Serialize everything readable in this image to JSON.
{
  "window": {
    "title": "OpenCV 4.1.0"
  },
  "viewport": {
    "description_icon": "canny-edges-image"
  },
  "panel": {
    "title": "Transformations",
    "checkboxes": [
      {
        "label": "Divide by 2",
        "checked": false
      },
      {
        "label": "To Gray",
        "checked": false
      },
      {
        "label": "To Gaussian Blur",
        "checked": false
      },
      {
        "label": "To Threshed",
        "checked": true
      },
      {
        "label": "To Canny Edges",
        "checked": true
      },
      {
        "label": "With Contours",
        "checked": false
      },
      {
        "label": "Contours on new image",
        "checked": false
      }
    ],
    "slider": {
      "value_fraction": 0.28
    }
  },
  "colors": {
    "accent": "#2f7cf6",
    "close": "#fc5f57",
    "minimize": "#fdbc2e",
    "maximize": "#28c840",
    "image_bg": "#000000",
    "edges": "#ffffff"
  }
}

--

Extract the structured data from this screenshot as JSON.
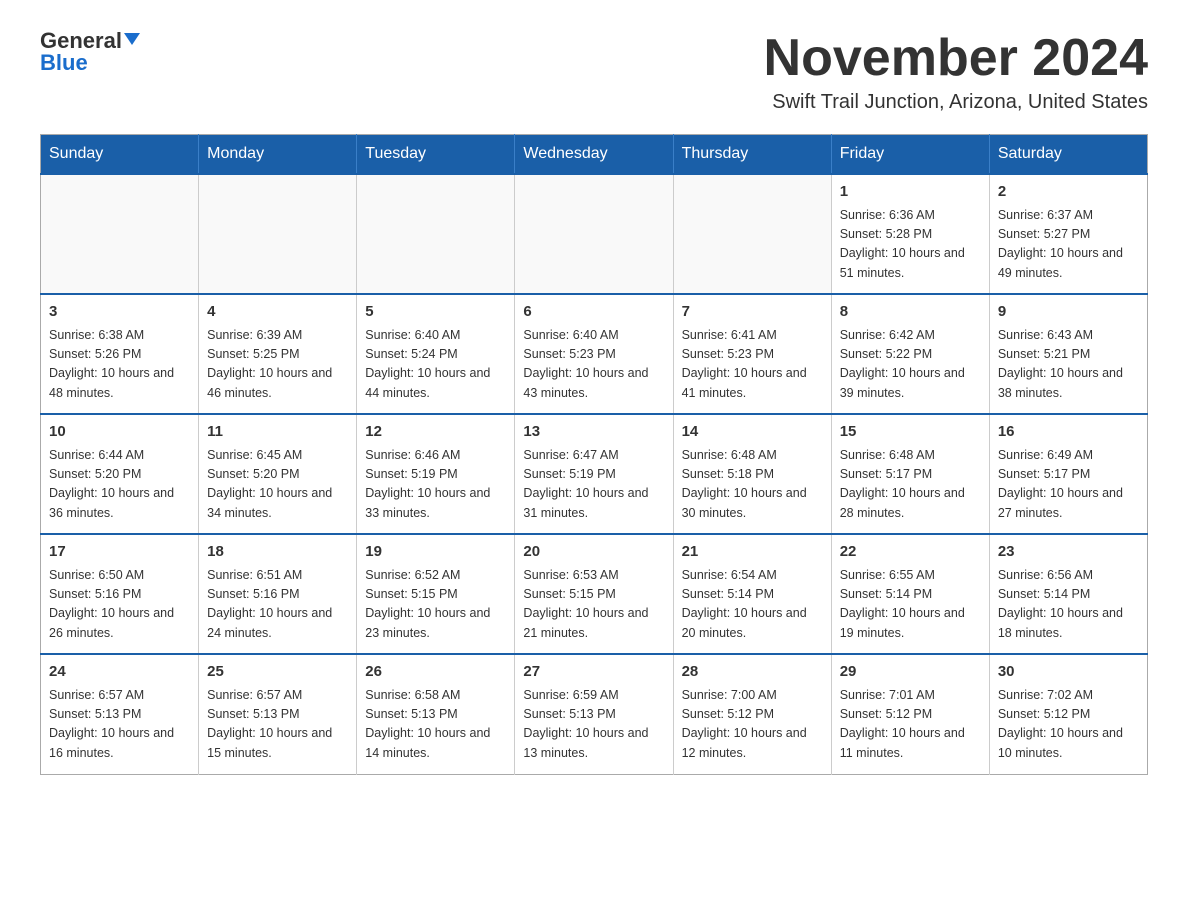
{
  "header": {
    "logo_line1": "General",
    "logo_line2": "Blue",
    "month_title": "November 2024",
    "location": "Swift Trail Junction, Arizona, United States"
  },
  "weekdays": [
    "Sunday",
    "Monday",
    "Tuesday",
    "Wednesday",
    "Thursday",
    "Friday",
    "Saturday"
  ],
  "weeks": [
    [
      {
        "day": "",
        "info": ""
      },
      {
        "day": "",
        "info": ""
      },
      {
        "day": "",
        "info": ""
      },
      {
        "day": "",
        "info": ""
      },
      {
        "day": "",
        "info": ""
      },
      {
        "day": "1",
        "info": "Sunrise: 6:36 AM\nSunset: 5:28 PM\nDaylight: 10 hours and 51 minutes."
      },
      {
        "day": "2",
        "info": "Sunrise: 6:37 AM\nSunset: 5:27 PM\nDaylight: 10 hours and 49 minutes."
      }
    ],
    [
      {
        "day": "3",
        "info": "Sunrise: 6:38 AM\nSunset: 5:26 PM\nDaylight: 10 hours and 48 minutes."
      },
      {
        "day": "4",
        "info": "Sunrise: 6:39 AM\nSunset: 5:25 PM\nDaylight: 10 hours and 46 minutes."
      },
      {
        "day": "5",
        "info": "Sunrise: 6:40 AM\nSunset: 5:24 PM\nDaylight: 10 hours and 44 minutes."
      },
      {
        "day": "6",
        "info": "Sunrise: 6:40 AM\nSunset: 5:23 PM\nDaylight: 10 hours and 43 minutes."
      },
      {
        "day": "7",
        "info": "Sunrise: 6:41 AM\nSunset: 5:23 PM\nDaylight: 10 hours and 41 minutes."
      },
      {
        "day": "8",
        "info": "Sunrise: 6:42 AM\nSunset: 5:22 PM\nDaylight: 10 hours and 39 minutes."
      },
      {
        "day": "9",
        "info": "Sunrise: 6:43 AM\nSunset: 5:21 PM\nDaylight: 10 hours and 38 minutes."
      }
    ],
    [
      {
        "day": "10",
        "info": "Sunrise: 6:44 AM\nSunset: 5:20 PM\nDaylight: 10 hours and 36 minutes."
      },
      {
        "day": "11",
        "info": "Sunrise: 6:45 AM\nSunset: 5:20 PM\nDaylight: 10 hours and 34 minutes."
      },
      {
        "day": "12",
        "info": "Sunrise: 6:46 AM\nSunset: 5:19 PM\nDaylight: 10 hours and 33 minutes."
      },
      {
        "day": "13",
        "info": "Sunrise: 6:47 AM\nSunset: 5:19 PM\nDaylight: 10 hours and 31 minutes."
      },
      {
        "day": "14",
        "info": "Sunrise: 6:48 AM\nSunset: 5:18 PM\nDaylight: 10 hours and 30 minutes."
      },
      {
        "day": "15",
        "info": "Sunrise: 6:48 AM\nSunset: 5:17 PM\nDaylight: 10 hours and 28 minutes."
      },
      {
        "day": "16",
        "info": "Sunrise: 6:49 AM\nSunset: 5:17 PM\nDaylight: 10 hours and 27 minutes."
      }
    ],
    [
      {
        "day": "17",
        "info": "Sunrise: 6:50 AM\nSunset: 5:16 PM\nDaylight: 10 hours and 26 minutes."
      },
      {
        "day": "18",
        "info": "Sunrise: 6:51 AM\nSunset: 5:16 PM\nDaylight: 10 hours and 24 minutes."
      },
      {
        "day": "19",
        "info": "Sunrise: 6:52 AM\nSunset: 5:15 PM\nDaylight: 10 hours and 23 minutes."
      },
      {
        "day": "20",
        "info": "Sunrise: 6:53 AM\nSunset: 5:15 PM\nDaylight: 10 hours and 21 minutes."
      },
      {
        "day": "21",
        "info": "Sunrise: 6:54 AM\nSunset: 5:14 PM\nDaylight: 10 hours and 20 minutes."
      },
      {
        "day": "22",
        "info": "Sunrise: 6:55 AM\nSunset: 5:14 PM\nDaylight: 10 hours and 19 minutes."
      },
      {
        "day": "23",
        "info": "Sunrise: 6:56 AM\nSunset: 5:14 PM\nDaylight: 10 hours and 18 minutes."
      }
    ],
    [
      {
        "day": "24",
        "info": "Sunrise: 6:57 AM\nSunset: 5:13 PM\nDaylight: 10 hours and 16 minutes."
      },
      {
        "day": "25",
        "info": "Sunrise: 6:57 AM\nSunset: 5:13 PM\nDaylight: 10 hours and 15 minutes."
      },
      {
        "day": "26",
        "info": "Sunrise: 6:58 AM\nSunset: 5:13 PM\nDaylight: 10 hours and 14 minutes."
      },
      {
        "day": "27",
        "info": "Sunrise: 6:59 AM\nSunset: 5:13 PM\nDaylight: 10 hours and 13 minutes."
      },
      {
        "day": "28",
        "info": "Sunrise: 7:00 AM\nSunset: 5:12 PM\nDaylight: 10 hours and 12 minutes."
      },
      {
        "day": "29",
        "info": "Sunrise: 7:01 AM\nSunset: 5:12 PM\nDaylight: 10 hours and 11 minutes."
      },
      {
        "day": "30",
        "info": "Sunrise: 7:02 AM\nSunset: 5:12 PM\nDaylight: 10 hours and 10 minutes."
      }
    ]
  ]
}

WHAT YOU ARE ASKED TO DO – Only the number is wanted: how many lines in the data include the string "label"?

RESULT OF THE EXERCISE – 7